-- Start Exercise material --
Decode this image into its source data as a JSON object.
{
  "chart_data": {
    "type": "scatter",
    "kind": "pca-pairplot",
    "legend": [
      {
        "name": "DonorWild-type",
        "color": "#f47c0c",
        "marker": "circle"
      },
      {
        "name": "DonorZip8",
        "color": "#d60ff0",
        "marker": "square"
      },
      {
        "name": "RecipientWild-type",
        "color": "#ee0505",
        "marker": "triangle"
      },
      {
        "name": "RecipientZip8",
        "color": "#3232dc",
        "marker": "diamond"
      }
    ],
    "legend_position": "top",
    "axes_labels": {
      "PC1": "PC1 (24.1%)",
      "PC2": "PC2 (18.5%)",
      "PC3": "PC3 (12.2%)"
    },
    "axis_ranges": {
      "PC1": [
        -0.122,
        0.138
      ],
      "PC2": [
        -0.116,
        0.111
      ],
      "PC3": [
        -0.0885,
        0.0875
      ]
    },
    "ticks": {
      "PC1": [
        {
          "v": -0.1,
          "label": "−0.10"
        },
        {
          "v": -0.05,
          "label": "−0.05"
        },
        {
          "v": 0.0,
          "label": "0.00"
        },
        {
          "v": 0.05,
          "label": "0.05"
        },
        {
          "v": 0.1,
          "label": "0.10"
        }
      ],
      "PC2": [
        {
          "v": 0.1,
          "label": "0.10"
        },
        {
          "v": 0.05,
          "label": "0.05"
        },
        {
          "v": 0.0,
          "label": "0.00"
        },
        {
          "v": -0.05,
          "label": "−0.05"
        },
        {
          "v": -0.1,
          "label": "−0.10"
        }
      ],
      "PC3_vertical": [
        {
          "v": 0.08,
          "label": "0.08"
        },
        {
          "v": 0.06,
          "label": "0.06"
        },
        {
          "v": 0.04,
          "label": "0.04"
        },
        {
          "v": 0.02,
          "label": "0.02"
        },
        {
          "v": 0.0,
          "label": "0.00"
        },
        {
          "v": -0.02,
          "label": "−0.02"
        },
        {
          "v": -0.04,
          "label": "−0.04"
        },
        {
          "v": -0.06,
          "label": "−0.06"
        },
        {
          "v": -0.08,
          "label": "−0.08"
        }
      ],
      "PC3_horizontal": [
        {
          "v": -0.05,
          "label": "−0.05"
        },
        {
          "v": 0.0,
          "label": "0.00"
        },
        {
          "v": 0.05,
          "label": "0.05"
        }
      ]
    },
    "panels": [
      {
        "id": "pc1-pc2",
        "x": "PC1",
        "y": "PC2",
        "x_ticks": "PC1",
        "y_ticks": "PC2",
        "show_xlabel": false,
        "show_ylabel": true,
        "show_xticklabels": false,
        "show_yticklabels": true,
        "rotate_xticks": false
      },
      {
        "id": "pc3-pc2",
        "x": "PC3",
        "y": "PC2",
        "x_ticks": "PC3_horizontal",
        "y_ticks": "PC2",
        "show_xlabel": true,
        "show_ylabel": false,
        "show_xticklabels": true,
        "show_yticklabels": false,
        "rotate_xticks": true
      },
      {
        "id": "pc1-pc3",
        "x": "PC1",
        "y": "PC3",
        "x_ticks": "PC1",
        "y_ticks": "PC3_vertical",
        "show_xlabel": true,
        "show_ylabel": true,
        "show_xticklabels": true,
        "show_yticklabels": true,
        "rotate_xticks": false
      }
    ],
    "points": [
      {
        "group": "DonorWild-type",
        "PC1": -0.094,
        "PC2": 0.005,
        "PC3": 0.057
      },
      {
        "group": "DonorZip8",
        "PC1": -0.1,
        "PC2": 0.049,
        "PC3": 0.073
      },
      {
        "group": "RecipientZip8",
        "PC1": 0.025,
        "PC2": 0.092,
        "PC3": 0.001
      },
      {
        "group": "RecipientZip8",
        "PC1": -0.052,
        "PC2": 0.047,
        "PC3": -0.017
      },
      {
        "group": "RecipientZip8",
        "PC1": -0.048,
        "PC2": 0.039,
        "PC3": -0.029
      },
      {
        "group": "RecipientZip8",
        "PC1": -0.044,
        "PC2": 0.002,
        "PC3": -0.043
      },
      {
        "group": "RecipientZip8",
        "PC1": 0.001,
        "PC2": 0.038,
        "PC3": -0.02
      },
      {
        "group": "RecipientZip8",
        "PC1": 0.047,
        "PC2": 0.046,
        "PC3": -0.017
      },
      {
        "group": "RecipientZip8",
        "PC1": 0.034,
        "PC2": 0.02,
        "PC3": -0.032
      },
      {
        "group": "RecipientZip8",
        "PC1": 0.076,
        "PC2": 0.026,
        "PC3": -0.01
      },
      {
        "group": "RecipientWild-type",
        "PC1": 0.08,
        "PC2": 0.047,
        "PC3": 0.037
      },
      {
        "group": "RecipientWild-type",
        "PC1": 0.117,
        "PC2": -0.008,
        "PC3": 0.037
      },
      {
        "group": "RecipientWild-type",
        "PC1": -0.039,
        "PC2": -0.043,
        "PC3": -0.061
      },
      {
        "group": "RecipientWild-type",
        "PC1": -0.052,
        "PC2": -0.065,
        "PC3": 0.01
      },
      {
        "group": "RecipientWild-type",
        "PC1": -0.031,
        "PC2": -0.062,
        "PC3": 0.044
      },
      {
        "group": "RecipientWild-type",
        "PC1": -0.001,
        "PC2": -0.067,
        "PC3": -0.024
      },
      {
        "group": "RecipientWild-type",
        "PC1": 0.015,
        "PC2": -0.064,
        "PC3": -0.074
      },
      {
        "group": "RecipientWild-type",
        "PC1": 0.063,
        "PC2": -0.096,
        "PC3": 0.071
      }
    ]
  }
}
-- End Exercise material --
- [Your objective] Make a verbatim copy of every entry shown above.

- [Solution for this problem]
Decode this image into its source data as a JSON object.
{
  "chart_data": {
    "type": "scatter",
    "kind": "pca-pairplot",
    "legend": [
      {
        "name": "DonorWild-type",
        "color": "#f47c0c",
        "marker": "circle"
      },
      {
        "name": "DonorZip8",
        "color": "#d60ff0",
        "marker": "square"
      },
      {
        "name": "RecipientWild-type",
        "color": "#ee0505",
        "marker": "triangle"
      },
      {
        "name": "RecipientZip8",
        "color": "#3232dc",
        "marker": "diamond"
      }
    ],
    "legend_position": "top",
    "axes_labels": {
      "PC1": "PC1 (24.1%)",
      "PC2": "PC2 (18.5%)",
      "PC3": "PC3 (12.2%)"
    },
    "axis_ranges": {
      "PC1": [
        -0.122,
        0.138
      ],
      "PC2": [
        -0.116,
        0.111
      ],
      "PC3": [
        -0.0885,
        0.0875
      ]
    },
    "ticks": {
      "PC1": [
        {
          "v": -0.1,
          "label": "−0.10"
        },
        {
          "v": -0.05,
          "label": "−0.05"
        },
        {
          "v": 0.0,
          "label": "0.00"
        },
        {
          "v": 0.05,
          "label": "0.05"
        },
        {
          "v": 0.1,
          "label": "0.10"
        }
      ],
      "PC2": [
        {
          "v": 0.1,
          "label": "0.10"
        },
        {
          "v": 0.05,
          "label": "0.05"
        },
        {
          "v": 0.0,
          "label": "0.00"
        },
        {
          "v": -0.05,
          "label": "−0.05"
        },
        {
          "v": -0.1,
          "label": "−0.10"
        }
      ],
      "PC3_vertical": [
        {
          "v": 0.08,
          "label": "0.08"
        },
        {
          "v": 0.06,
          "label": "0.06"
        },
        {
          "v": 0.04,
          "label": "0.04"
        },
        {
          "v": 0.02,
          "label": "0.02"
        },
        {
          "v": 0.0,
          "label": "0.00"
        },
        {
          "v": -0.02,
          "label": "−0.02"
        },
        {
          "v": -0.04,
          "label": "−0.04"
        },
        {
          "v": -0.06,
          "label": "−0.06"
        },
        {
          "v": -0.08,
          "label": "−0.08"
        }
      ],
      "PC3_horizontal": [
        {
          "v": -0.05,
          "label": "−0.05"
        },
        {
          "v": 0.0,
          "label": "0.00"
        },
        {
          "v": 0.05,
          "label": "0.05"
        }
      ]
    },
    "panels": [
      {
        "id": "pc1-pc2",
        "x": "PC1",
        "y": "PC2",
        "x_ticks": "PC1",
        "y_ticks": "PC2",
        "show_xlabel": false,
        "show_ylabel": true,
        "show_xticklabels": false,
        "show_yticklabels": true,
        "rotate_xticks": false
      },
      {
        "id": "pc3-pc2",
        "x": "PC3",
        "y": "PC2",
        "x_ticks": "PC3_horizontal",
        "y_ticks": "PC2",
        "show_xlabel": true,
        "show_ylabel": false,
        "show_xticklabels": true,
        "show_yticklabels": false,
        "rotate_xticks": true
      },
      {
        "id": "pc1-pc3",
        "x": "PC1",
        "y": "PC3",
        "x_ticks": "PC1",
        "y_ticks": "PC3_vertical",
        "show_xlabel": true,
        "show_ylabel": true,
        "show_xticklabels": true,
        "show_yticklabels": true,
        "rotate_xticks": false
      }
    ],
    "points": [
      {
        "group": "DonorWild-type",
        "PC1": -0.094,
        "PC2": 0.005,
        "PC3": 0.057
      },
      {
        "group": "DonorZip8",
        "PC1": -0.1,
        "PC2": 0.049,
        "PC3": 0.073
      },
      {
        "group": "RecipientZip8",
        "PC1": 0.025,
        "PC2": 0.092,
        "PC3": 0.001
      },
      {
        "group": "RecipientZip8",
        "PC1": -0.052,
        "PC2": 0.047,
        "PC3": -0.017
      },
      {
        "group": "RecipientZip8",
        "PC1": -0.048,
        "PC2": 0.039,
        "PC3": -0.029
      },
      {
        "group": "RecipientZip8",
        "PC1": -0.044,
        "PC2": 0.002,
        "PC3": -0.043
      },
      {
        "group": "RecipientZip8",
        "PC1": 0.001,
        "PC2": 0.038,
        "PC3": -0.02
      },
      {
        "group": "RecipientZip8",
        "PC1": 0.047,
        "PC2": 0.046,
        "PC3": -0.017
      },
      {
        "group": "RecipientZip8",
        "PC1": 0.034,
        "PC2": 0.02,
        "PC3": -0.032
      },
      {
        "group": "RecipientZip8",
        "PC1": 0.076,
        "PC2": 0.026,
        "PC3": -0.01
      },
      {
        "group": "RecipientWild-type",
        "PC1": 0.08,
        "PC2": 0.047,
        "PC3": 0.037
      },
      {
        "group": "RecipientWild-type",
        "PC1": 0.117,
        "PC2": -0.008,
        "PC3": 0.037
      },
      {
        "group": "RecipientWild-type",
        "PC1": -0.039,
        "PC2": -0.043,
        "PC3": -0.061
      },
      {
        "group": "RecipientWild-type",
        "PC1": -0.052,
        "PC2": -0.065,
        "PC3": 0.01
      },
      {
        "group": "RecipientWild-type",
        "PC1": -0.031,
        "PC2": -0.062,
        "PC3": 0.044
      },
      {
        "group": "RecipientWild-type",
        "PC1": -0.001,
        "PC2": -0.067,
        "PC3": -0.024
      },
      {
        "group": "RecipientWild-type",
        "PC1": 0.015,
        "PC2": -0.064,
        "PC3": -0.074
      },
      {
        "group": "RecipientWild-type",
        "PC1": 0.063,
        "PC2": -0.096,
        "PC3": 0.071
      }
    ]
  }
}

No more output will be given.